Direction → Note how many lines hold "Andel" and report that number by itself.
_ _ _ _
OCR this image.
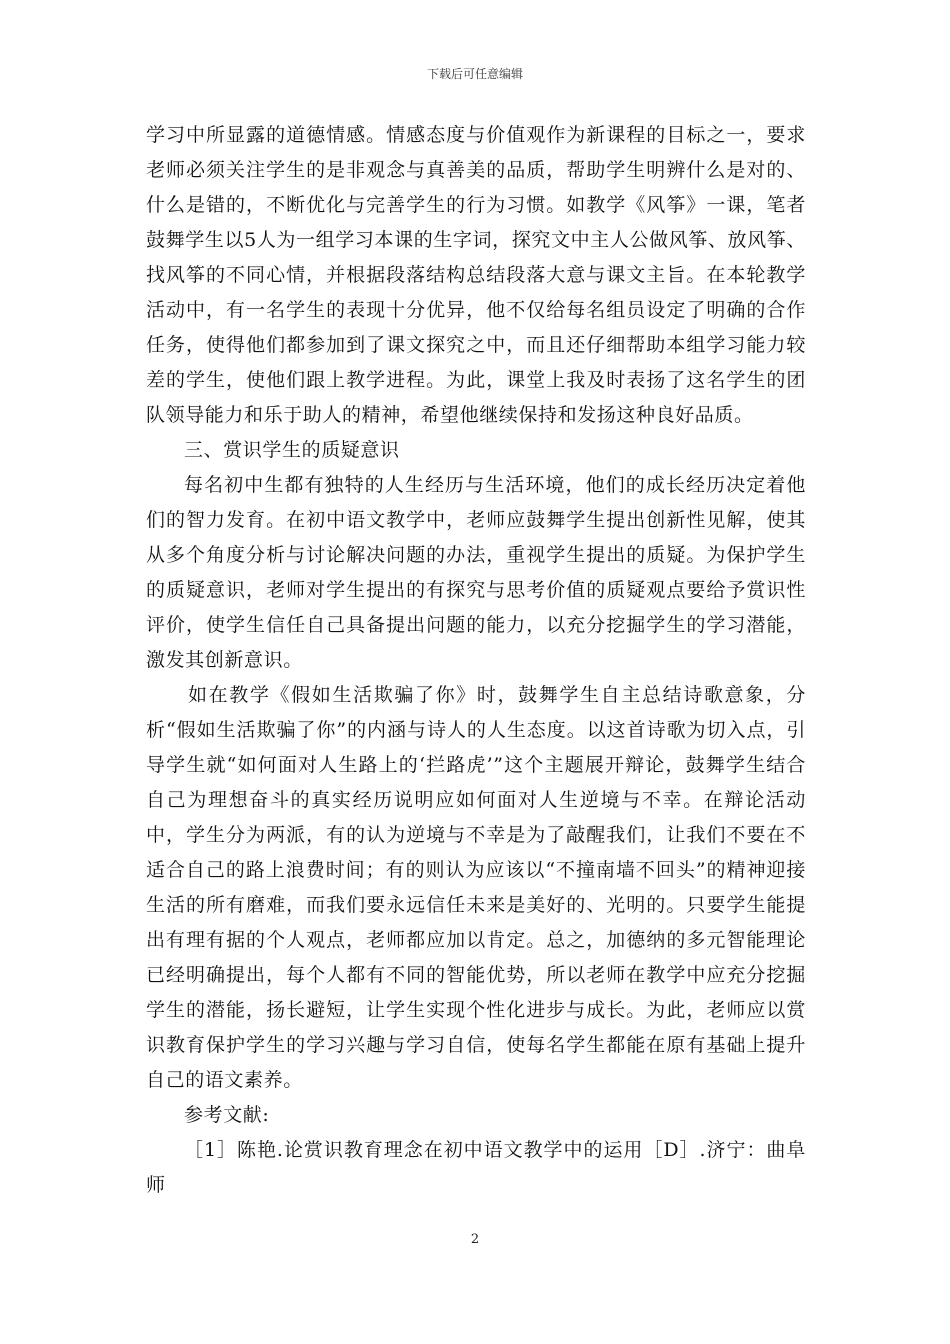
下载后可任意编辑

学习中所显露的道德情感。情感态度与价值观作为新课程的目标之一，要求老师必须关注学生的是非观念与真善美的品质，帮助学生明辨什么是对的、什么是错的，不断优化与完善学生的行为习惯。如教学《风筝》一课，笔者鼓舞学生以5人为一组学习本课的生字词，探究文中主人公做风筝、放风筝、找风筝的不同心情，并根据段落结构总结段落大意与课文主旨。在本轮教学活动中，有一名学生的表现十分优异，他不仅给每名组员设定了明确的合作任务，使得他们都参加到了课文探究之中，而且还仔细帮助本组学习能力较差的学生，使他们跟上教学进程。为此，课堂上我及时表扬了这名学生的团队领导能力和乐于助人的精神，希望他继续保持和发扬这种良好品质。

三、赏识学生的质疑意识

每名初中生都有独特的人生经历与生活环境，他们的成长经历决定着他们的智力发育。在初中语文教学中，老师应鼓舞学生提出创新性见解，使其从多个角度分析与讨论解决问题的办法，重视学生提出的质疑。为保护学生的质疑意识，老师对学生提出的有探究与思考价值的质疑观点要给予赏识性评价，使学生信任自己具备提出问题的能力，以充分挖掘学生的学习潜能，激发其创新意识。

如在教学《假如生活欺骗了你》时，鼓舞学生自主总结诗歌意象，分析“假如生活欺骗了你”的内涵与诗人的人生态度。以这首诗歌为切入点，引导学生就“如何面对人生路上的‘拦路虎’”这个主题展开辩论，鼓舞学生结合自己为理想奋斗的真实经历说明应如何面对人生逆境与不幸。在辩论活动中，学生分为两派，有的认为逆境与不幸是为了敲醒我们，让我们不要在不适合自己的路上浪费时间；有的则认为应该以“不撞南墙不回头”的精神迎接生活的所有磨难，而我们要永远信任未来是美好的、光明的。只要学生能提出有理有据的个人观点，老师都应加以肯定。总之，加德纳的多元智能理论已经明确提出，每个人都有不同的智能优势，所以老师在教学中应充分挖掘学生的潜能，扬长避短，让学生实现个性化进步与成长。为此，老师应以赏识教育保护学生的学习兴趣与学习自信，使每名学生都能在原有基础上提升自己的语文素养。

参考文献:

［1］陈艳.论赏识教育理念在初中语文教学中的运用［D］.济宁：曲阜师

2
_ _ _ _
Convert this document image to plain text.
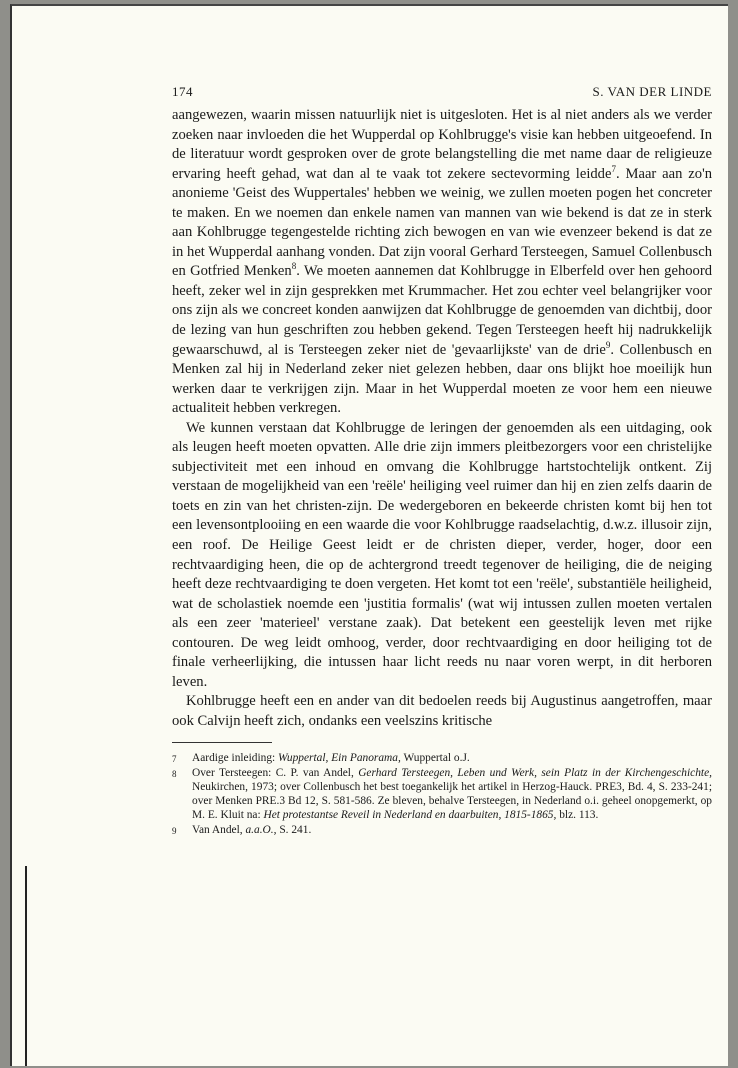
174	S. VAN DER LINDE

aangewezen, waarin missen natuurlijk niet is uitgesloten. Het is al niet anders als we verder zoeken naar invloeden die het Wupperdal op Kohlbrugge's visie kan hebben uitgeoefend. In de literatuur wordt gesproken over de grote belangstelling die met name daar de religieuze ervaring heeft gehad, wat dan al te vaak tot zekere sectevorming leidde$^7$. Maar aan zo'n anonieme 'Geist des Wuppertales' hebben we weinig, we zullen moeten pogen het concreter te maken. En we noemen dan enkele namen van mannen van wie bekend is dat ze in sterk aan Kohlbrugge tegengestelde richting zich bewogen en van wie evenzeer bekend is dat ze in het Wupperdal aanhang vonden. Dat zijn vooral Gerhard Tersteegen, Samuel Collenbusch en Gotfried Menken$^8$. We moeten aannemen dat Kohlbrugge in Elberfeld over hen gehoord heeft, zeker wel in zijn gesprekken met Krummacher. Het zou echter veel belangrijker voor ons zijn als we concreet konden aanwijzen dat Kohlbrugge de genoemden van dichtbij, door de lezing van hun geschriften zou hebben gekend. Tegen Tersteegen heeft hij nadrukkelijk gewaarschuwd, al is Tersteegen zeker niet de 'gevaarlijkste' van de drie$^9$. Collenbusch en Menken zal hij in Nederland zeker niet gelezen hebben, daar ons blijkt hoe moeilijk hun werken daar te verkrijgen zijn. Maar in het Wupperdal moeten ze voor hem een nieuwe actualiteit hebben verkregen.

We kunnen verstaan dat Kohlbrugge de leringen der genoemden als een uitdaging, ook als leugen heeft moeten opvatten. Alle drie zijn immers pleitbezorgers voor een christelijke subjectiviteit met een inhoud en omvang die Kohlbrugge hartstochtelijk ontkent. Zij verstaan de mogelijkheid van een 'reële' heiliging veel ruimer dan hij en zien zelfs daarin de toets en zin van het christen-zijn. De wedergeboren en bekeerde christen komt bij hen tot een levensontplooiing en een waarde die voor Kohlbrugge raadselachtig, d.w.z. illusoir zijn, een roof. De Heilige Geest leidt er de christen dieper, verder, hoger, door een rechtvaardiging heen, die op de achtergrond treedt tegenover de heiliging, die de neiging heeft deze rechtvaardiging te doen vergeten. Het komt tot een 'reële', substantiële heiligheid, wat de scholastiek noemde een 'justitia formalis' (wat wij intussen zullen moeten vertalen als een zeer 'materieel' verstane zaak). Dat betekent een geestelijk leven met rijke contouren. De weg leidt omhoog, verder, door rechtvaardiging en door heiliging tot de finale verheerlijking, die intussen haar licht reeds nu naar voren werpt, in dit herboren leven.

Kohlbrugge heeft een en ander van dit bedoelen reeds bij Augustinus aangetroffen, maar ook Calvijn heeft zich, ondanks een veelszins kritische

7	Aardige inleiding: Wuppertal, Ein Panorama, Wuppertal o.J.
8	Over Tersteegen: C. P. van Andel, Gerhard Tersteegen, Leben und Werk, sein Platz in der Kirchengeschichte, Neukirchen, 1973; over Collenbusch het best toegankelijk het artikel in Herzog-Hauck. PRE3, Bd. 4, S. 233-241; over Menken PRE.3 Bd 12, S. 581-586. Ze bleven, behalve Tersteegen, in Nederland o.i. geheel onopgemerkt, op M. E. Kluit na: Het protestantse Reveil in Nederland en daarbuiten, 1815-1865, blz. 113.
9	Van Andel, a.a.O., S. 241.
_ _ _ _
Output of the task → 2